:: Records shown ::

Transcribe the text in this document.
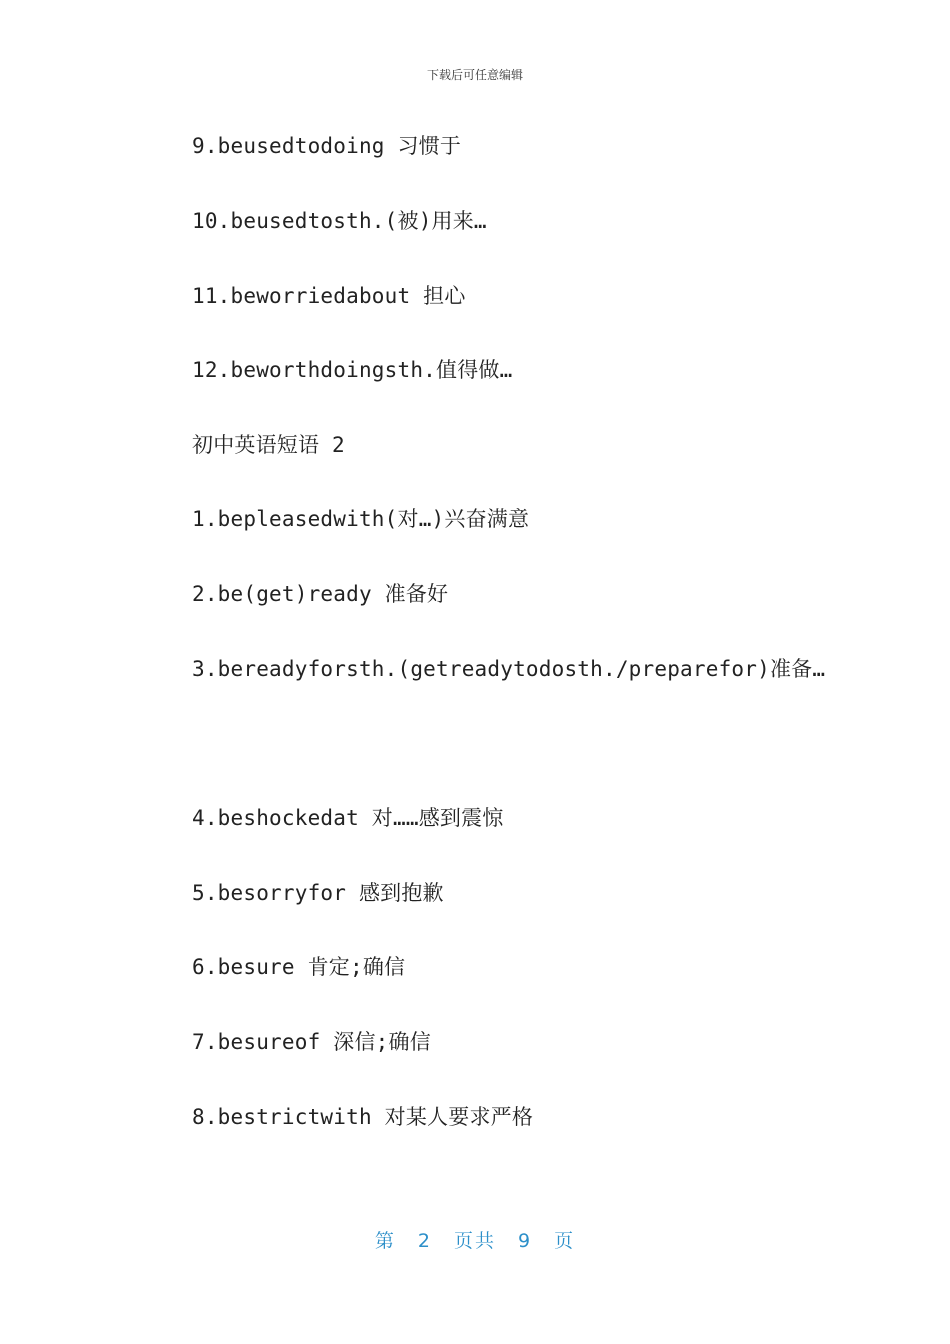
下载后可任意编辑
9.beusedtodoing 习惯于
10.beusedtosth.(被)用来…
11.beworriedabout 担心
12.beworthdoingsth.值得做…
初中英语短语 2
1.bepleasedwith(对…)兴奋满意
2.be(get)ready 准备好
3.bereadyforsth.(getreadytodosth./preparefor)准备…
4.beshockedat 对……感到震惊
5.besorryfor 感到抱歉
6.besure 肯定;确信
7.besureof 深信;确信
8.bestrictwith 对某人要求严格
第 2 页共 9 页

:::

The entries above should be reproduced exactly, without their pictures.

> Reply:
Transcribe the text in this document.
下载后可任意编辑
9.beusedtodoing 习惯于
10.beusedtosth.(被)用来…
11.beworriedabout 担心
12.beworthdoingsth.值得做…
初中英语短语 2
1.bepleasedwith(对…)兴奋满意
2.be(get)ready 准备好
3.bereadyforsth.(getreadytodosth./preparefor)准备…
4.beshockedat 对……感到震惊
5.besorryfor 感到抱歉
6.besure 肯定;确信
7.besureof 深信;确信
8.bestrictwith 对某人要求严格
第 2 页共 9 页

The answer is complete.